Write out the full listing exactly as given, minus the images.

═══ Given information ═══

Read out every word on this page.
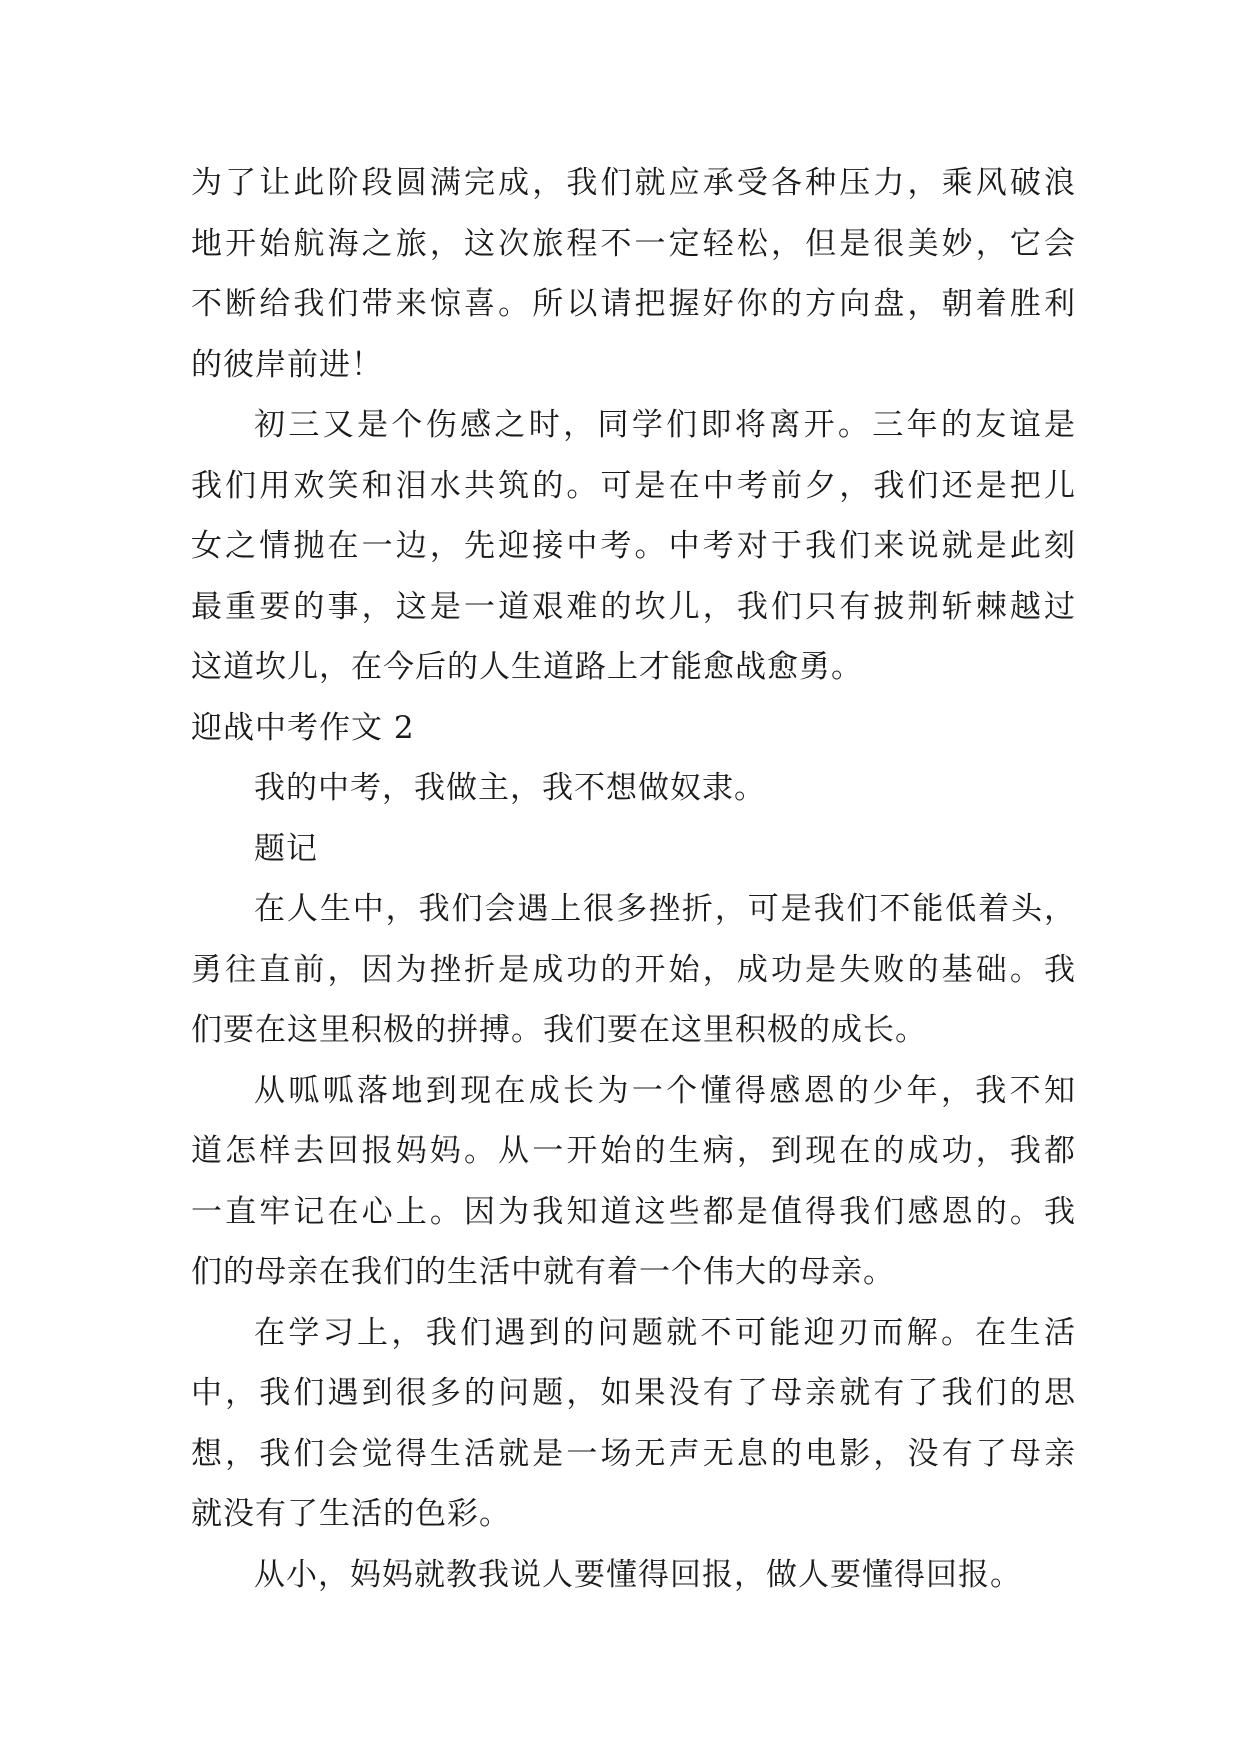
为了让此阶段圆满完成，我们就应承受各种压力，乘风破浪
地开始航海之旅，这次旅程不一定轻松，但是很美妙，它会
不断给我们带来惊喜。所以请把握好你的方向盘，朝着胜利
的彼岸前进！
初三又是个伤感之时，同学们即将离开。三年的友谊是
我们用欢笑和泪水共筑的。可是在中考前夕，我们还是把儿
女之情抛在一边，先迎接中考。中考对于我们来说就是此刻
最重要的事，这是一道艰难的坎儿，我们只有披荆斩棘越过
这道坎儿，在今后的人生道路上才能愈战愈勇。
迎战中考作文 2
我的中考，我做主，我不想做奴隶。
题记
在人生中，我们会遇上很多挫折，可是我们不能低着头，
勇往直前，因为挫折是成功的开始，成功是失败的基础。我
们要在这里积极的拼搏。我们要在这里积极的成长。
从呱呱落地到现在成长为一个懂得感恩的少年，我不知
道怎样去回报妈妈。从一开始的生病，到现在的成功，我都
一直牢记在心上。因为我知道这些都是值得我们感恩的。我
们的母亲在我们的生活中就有着一个伟大的母亲。
在学习上，我们遇到的问题就不可能迎刃而解。在生活
中，我们遇到很多的问题，如果没有了母亲就有了我们的思
想，我们会觉得生活就是一场无声无息的电影，没有了母亲
就没有了生活的色彩。
从小，妈妈就教我说人要懂得回报，做人要懂得回报。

═══

_Written response_
Read out every word on this page.
为了让此阶段圆满完成，我们就应承受各种压力，乘风破浪
地开始航海之旅，这次旅程不一定轻松，但是很美妙，它会
不断给我们带来惊喜。所以请把握好你的方向盘，朝着胜利
的彼岸前进！
初三又是个伤感之时，同学们即将离开。三年的友谊是
我们用欢笑和泪水共筑的。可是在中考前夕，我们还是把儿
女之情抛在一边，先迎接中考。中考对于我们来说就是此刻
最重要的事，这是一道艰难的坎儿，我们只有披荆斩棘越过
这道坎儿，在今后的人生道路上才能愈战愈勇。
迎战中考作文 2
我的中考，我做主，我不想做奴隶。
题记
在人生中，我们会遇上很多挫折，可是我们不能低着头，
勇往直前，因为挫折是成功的开始，成功是失败的基础。我
们要在这里积极的拼搏。我们要在这里积极的成长。
从呱呱落地到现在成长为一个懂得感恩的少年，我不知
道怎样去回报妈妈。从一开始的生病，到现在的成功，我都
一直牢记在心上。因为我知道这些都是值得我们感恩的。我
们的母亲在我们的生活中就有着一个伟大的母亲。
在学习上，我们遇到的问题就不可能迎刃而解。在生活
中，我们遇到很多的问题，如果没有了母亲就有了我们的思
想，我们会觉得生活就是一场无声无息的电影，没有了母亲
就没有了生活的色彩。
从小，妈妈就教我说人要懂得回报，做人要懂得回报。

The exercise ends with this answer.